What is asked:
Below is a listing; copy all of it exactly.

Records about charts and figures
########

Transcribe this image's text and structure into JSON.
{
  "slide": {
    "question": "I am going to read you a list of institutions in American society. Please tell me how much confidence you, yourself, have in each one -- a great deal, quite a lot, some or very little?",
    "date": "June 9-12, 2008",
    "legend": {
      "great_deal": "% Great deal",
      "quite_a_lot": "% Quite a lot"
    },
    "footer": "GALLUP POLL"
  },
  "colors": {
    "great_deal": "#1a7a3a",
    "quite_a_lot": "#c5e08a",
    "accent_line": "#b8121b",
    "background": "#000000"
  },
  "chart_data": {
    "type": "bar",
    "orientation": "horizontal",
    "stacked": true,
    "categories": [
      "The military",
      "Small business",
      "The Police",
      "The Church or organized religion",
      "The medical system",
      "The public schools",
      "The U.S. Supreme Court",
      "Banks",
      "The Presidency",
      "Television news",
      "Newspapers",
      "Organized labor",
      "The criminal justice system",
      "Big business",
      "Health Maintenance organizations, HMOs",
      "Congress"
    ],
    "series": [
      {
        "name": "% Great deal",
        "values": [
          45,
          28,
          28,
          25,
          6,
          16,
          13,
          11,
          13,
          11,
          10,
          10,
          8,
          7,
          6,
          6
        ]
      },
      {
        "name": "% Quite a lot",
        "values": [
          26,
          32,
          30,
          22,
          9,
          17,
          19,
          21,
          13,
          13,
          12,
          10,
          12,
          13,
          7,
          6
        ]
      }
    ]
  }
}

########

Final result:
Transcribe this image's text and structure into JSON.
{
  "slide": {
    "question": "I am going to read you a list of institutions in American society. Please tell me how much confidence you, yourself, have in each one -- a great deal, quite a lot, some or very little?",
    "date": "June 9-12, 2008",
    "legend": {
      "great_deal": "% Great deal",
      "quite_a_lot": "% Quite a lot"
    },
    "footer": "GALLUP POLL"
  },
  "colors": {
    "great_deal": "#1a7a3a",
    "quite_a_lot": "#c5e08a",
    "accent_line": "#b8121b",
    "background": "#000000"
  },
  "chart_data": {
    "type": "bar",
    "orientation": "horizontal",
    "stacked": true,
    "categories": [
      "The military",
      "Small business",
      "The Police",
      "The Church or organized religion",
      "The medical system",
      "The public schools",
      "The U.S. Supreme Court",
      "Banks",
      "The Presidency",
      "Television news",
      "Newspapers",
      "Organized labor",
      "The criminal justice system",
      "Big business",
      "Health Maintenance organizations, HMOs",
      "Congress"
    ],
    "series": [
      {
        "name": "% Great deal",
        "values": [
          45,
          28,
          28,
          25,
          6,
          16,
          13,
          11,
          13,
          11,
          10,
          10,
          8,
          7,
          6,
          6
        ]
      },
      {
        "name": "% Quite a lot",
        "values": [
          26,
          32,
          30,
          22,
          9,
          17,
          19,
          21,
          13,
          13,
          12,
          10,
          12,
          13,
          7,
          6
        ]
      }
    ]
  }
}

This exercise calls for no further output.